# Provided records
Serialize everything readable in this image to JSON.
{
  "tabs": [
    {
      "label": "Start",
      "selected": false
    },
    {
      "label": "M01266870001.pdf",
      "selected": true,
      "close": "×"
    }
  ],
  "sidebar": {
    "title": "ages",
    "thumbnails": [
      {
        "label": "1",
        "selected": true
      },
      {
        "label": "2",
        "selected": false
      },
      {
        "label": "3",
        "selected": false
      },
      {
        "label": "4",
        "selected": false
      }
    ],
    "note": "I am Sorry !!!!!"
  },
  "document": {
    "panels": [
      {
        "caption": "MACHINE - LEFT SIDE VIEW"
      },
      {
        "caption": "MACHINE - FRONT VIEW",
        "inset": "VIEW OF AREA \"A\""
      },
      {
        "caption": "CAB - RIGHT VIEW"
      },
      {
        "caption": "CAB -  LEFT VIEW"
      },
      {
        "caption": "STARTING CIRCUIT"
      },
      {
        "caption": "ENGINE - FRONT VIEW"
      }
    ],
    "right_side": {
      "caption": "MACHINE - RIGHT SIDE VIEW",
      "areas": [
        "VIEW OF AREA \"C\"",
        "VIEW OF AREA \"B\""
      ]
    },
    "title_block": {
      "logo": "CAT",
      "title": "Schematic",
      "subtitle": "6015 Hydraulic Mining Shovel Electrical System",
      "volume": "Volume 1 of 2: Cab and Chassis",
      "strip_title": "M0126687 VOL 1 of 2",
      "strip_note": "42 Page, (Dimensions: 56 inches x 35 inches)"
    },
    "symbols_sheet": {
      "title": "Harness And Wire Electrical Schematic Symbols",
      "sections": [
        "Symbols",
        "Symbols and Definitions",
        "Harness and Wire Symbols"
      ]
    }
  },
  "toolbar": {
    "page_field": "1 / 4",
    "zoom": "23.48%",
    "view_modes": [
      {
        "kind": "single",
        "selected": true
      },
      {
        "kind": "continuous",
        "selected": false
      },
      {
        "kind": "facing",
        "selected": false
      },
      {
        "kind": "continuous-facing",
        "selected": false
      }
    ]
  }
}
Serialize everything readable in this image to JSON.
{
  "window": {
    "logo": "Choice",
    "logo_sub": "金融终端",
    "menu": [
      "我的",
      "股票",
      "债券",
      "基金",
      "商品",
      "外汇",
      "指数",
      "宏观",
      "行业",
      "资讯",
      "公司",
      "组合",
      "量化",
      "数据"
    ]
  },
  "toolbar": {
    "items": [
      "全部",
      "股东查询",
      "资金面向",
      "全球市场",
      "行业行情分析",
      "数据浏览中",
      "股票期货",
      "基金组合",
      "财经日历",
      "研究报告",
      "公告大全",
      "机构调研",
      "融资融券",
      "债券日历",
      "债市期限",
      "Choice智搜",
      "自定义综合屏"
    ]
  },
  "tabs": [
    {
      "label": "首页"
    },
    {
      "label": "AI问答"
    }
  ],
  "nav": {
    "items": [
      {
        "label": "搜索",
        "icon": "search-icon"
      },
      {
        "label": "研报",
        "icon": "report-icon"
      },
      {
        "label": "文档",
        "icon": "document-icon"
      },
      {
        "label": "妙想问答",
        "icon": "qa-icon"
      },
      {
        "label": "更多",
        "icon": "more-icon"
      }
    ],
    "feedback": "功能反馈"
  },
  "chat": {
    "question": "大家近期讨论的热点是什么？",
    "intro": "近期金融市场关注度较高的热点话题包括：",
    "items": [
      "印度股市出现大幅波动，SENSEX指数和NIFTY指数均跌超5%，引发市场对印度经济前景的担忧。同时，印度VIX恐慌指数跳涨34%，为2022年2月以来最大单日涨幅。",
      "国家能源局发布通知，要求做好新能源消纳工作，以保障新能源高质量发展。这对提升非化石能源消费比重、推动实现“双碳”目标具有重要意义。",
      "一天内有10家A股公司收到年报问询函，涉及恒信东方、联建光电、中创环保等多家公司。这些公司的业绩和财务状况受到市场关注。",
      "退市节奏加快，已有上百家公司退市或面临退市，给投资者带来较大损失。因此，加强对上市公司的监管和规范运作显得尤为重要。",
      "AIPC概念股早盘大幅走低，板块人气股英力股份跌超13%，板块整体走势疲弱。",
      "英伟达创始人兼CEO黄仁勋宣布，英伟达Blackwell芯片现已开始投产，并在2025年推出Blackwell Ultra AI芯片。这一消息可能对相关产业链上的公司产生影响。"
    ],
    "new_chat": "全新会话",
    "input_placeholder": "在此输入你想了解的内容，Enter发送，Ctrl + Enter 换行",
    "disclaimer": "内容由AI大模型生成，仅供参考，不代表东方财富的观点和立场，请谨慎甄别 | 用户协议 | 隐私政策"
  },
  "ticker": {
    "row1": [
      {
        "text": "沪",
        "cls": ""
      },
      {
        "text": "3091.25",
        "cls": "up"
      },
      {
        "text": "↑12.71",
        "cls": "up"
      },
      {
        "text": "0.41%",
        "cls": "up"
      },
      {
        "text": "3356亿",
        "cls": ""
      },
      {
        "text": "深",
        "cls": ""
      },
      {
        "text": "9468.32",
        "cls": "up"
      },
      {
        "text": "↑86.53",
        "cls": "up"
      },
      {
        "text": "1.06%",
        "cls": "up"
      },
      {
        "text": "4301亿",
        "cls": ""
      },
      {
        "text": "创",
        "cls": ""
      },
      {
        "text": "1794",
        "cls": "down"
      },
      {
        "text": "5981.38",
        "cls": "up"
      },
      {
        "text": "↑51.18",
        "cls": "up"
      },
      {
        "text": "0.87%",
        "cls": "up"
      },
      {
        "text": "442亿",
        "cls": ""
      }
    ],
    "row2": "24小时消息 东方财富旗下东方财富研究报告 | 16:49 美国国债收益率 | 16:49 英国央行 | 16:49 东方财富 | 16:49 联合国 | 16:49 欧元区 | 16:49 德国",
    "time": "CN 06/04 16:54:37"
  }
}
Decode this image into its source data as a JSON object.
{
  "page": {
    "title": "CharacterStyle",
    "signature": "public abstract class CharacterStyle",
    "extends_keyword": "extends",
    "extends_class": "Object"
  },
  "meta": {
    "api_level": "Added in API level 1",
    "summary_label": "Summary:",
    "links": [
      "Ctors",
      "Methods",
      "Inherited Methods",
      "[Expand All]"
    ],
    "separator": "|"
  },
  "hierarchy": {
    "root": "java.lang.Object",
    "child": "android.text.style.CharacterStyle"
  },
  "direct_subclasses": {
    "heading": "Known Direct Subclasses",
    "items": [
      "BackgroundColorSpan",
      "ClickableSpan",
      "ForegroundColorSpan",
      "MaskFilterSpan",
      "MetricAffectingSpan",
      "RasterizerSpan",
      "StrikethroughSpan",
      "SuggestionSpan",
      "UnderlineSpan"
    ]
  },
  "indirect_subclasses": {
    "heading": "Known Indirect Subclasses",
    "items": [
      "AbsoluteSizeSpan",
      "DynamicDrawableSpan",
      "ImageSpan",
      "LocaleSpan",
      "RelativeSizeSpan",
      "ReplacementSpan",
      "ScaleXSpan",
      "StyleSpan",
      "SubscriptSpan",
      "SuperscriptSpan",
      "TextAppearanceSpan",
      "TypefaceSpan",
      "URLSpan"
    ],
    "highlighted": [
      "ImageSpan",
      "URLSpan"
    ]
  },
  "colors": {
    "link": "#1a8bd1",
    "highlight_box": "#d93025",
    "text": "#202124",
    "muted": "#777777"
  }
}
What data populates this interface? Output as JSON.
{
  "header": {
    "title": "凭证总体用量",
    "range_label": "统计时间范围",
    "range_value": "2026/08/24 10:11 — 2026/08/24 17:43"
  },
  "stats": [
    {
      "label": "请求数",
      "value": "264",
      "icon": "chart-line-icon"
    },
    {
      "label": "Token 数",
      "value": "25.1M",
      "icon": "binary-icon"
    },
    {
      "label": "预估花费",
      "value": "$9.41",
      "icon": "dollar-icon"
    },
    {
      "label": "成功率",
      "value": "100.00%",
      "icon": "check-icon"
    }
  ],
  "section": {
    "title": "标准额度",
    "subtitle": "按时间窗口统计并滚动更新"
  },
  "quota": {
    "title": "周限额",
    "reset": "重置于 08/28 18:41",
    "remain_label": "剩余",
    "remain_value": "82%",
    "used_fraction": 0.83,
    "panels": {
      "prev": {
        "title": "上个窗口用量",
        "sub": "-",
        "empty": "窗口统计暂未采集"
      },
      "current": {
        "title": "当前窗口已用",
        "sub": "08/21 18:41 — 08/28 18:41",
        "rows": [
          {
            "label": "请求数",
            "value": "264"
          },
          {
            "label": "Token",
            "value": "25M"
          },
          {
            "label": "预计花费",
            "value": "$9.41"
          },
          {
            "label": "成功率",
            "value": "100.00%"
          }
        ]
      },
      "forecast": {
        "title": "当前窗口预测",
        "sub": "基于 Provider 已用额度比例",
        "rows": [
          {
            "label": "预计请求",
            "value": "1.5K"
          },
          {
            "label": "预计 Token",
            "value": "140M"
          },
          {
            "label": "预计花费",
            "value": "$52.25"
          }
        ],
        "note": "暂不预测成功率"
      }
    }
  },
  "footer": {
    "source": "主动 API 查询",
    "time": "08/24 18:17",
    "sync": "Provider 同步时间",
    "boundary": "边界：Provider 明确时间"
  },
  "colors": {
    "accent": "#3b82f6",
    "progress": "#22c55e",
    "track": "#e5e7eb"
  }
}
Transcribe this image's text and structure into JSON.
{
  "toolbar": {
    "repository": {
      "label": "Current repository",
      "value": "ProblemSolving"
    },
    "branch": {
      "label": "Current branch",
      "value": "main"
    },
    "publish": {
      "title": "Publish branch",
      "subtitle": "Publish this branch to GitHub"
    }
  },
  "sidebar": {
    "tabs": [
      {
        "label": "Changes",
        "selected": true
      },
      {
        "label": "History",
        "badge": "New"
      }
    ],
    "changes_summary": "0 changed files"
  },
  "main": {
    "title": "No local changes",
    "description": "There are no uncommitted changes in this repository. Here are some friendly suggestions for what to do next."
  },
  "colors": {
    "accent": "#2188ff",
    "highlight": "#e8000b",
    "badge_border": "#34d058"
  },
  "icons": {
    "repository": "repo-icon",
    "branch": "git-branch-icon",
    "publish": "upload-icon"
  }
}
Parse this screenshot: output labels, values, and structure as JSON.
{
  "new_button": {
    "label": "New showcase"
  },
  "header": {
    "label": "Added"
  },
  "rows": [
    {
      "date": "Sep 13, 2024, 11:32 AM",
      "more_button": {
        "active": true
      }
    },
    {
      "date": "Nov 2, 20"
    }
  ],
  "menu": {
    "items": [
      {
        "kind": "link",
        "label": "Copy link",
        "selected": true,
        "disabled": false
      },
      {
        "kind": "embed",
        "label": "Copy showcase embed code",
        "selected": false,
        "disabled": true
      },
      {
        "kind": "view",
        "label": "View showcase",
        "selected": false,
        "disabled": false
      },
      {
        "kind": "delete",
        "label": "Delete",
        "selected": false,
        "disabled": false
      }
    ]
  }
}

# Aim of the exercise
Copy out every line from the data above that has "into" in it.

# Correct result
Decode this image into its source data as a JSON object.
Transcribe this image's text and structure into JSON.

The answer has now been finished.